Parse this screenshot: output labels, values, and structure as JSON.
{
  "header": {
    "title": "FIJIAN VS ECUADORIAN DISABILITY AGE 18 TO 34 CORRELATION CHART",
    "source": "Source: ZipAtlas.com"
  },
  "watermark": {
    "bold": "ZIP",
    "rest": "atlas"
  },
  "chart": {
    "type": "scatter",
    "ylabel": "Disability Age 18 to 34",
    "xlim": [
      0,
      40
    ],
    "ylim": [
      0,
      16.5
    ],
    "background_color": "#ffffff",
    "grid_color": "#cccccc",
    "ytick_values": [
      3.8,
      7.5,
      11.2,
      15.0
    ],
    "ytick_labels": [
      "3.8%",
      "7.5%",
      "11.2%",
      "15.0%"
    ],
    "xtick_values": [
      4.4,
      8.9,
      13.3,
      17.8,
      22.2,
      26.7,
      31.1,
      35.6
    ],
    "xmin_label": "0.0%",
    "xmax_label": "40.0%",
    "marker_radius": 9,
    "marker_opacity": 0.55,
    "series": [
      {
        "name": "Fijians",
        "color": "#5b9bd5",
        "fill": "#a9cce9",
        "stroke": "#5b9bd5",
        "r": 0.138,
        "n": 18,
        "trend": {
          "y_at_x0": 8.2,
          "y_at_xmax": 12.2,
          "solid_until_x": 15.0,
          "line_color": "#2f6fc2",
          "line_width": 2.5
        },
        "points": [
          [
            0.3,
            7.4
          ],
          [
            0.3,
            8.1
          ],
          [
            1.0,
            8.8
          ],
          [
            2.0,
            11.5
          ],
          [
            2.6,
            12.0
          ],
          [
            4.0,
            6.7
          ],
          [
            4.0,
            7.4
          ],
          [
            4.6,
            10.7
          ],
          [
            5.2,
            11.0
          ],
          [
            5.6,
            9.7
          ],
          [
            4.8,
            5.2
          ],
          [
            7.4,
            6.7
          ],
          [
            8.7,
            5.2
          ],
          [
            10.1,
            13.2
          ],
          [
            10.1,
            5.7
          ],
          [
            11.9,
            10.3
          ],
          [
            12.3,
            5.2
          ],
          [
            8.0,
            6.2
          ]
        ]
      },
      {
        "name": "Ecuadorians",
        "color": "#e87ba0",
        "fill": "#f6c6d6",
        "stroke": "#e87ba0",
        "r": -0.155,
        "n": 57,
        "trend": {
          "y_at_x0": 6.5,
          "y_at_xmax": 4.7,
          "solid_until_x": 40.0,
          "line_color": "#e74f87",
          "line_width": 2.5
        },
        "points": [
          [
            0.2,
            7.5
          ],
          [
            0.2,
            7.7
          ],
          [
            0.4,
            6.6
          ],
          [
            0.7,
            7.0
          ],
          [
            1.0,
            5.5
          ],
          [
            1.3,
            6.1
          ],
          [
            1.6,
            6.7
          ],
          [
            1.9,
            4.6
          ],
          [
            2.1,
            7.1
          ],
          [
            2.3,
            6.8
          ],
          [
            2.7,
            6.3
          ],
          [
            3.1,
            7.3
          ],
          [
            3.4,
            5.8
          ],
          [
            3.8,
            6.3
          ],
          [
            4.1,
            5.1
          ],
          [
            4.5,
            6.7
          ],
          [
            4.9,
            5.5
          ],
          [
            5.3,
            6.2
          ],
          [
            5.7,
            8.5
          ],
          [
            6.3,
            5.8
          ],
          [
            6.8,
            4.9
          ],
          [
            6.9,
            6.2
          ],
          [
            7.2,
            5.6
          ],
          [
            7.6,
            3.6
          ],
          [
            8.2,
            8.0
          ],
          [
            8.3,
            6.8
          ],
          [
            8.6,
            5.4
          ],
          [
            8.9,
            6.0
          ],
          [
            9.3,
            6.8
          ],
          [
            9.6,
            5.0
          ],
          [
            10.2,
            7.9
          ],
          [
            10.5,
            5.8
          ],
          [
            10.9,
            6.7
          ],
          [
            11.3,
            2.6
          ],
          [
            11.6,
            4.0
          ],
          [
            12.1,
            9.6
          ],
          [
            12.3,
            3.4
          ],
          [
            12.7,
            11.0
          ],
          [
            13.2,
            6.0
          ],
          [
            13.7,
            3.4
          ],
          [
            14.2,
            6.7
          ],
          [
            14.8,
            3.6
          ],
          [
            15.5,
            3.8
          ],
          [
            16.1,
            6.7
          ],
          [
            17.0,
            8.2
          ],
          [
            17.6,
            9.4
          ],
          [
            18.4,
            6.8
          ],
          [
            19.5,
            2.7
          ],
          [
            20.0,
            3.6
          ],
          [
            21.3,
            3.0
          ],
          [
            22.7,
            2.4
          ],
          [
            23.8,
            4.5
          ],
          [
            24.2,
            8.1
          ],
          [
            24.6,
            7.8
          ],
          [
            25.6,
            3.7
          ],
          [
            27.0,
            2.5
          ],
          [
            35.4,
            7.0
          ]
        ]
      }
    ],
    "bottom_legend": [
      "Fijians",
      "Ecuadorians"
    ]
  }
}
########
Take the listing above and write it out again exactly.

_Finished exercise_
Parse this screenshot: output labels, values, and structure as JSON.
{
  "header": {
    "title": "FIJIAN VS ECUADORIAN DISABILITY AGE 18 TO 34 CORRELATION CHART",
    "source": "Source: ZipAtlas.com"
  },
  "watermark": {
    "bold": "ZIP",
    "rest": "atlas"
  },
  "chart": {
    "type": "scatter",
    "ylabel": "Disability Age 18 to 34",
    "xlim": [
      0,
      40
    ],
    "ylim": [
      0,
      16.5
    ],
    "background_color": "#ffffff",
    "grid_color": "#cccccc",
    "ytick_values": [
      3.8,
      7.5,
      11.2,
      15.0
    ],
    "ytick_labels": [
      "3.8%",
      "7.5%",
      "11.2%",
      "15.0%"
    ],
    "xtick_values": [
      4.4,
      8.9,
      13.3,
      17.8,
      22.2,
      26.7,
      31.1,
      35.6
    ],
    "xmin_label": "0.0%",
    "xmax_label": "40.0%",
    "marker_radius": 9,
    "marker_opacity": 0.55,
    "series": [
      {
        "name": "Fijians",
        "color": "#5b9bd5",
        "fill": "#a9cce9",
        "stroke": "#5b9bd5",
        "r": 0.138,
        "n": 18,
        "trend": {
          "y_at_x0": 8.2,
          "y_at_xmax": 12.2,
          "solid_until_x": 15.0,
          "line_color": "#2f6fc2",
          "line_width": 2.5
        },
        "points": [
          [
            0.3,
            7.4
          ],
          [
            0.3,
            8.1
          ],
          [
            1.0,
            8.8
          ],
          [
            2.0,
            11.5
          ],
          [
            2.6,
            12.0
          ],
          [
            4.0,
            6.7
          ],
          [
            4.0,
            7.4
          ],
          [
            4.6,
            10.7
          ],
          [
            5.2,
            11.0
          ],
          [
            5.6,
            9.7
          ],
          [
            4.8,
            5.2
          ],
          [
            7.4,
            6.7
          ],
          [
            8.7,
            5.2
          ],
          [
            10.1,
            13.2
          ],
          [
            10.1,
            5.7
          ],
          [
            11.9,
            10.3
          ],
          [
            12.3,
            5.2
          ],
          [
            8.0,
            6.2
          ]
        ]
      },
      {
        "name": "Ecuadorians",
        "color": "#e87ba0",
        "fill": "#f6c6d6",
        "stroke": "#e87ba0",
        "r": -0.155,
        "n": 57,
        "trend": {
          "y_at_x0": 6.5,
          "y_at_xmax": 4.7,
          "solid_until_x": 40.0,
          "line_color": "#e74f87",
          "line_width": 2.5
        },
        "points": [
          [
            0.2,
            7.5
          ],
          [
            0.2,
            7.7
          ],
          [
            0.4,
            6.6
          ],
          [
            0.7,
            7.0
          ],
          [
            1.0,
            5.5
          ],
          [
            1.3,
            6.1
          ],
          [
            1.6,
            6.7
          ],
          [
            1.9,
            4.6
          ],
          [
            2.1,
            7.1
          ],
          [
            2.3,
            6.8
          ],
          [
            2.7,
            6.3
          ],
          [
            3.1,
            7.3
          ],
          [
            3.4,
            5.8
          ],
          [
            3.8,
            6.3
          ],
          [
            4.1,
            5.1
          ],
          [
            4.5,
            6.7
          ],
          [
            4.9,
            5.5
          ],
          [
            5.3,
            6.2
          ],
          [
            5.7,
            8.5
          ],
          [
            6.3,
            5.8
          ],
          [
            6.8,
            4.9
          ],
          [
            6.9,
            6.2
          ],
          [
            7.2,
            5.6
          ],
          [
            7.6,
            3.6
          ],
          [
            8.2,
            8.0
          ],
          [
            8.3,
            6.8
          ],
          [
            8.6,
            5.4
          ],
          [
            8.9,
            6.0
          ],
          [
            9.3,
            6.8
          ],
          [
            9.6,
            5.0
          ],
          [
            10.2,
            7.9
          ],
          [
            10.5,
            5.8
          ],
          [
            10.9,
            6.7
          ],
          [
            11.3,
            2.6
          ],
          [
            11.6,
            4.0
          ],
          [
            12.1,
            9.6
          ],
          [
            12.3,
            3.4
          ],
          [
            12.7,
            11.0
          ],
          [
            13.2,
            6.0
          ],
          [
            13.7,
            3.4
          ],
          [
            14.2,
            6.7
          ],
          [
            14.8,
            3.6
          ],
          [
            15.5,
            3.8
          ],
          [
            16.1,
            6.7
          ],
          [
            17.0,
            8.2
          ],
          [
            17.6,
            9.4
          ],
          [
            18.4,
            6.8
          ],
          [
            19.5,
            2.7
          ],
          [
            20.0,
            3.6
          ],
          [
            21.3,
            3.0
          ],
          [
            22.7,
            2.4
          ],
          [
            23.8,
            4.5
          ],
          [
            24.2,
            8.1
          ],
          [
            24.6,
            7.8
          ],
          [
            25.6,
            3.7
          ],
          [
            27.0,
            2.5
          ],
          [
            35.4,
            7.0
          ]
        ]
      }
    ],
    "bottom_legend": [
      "Fijians",
      "Ecuadorians"
    ]
  }
}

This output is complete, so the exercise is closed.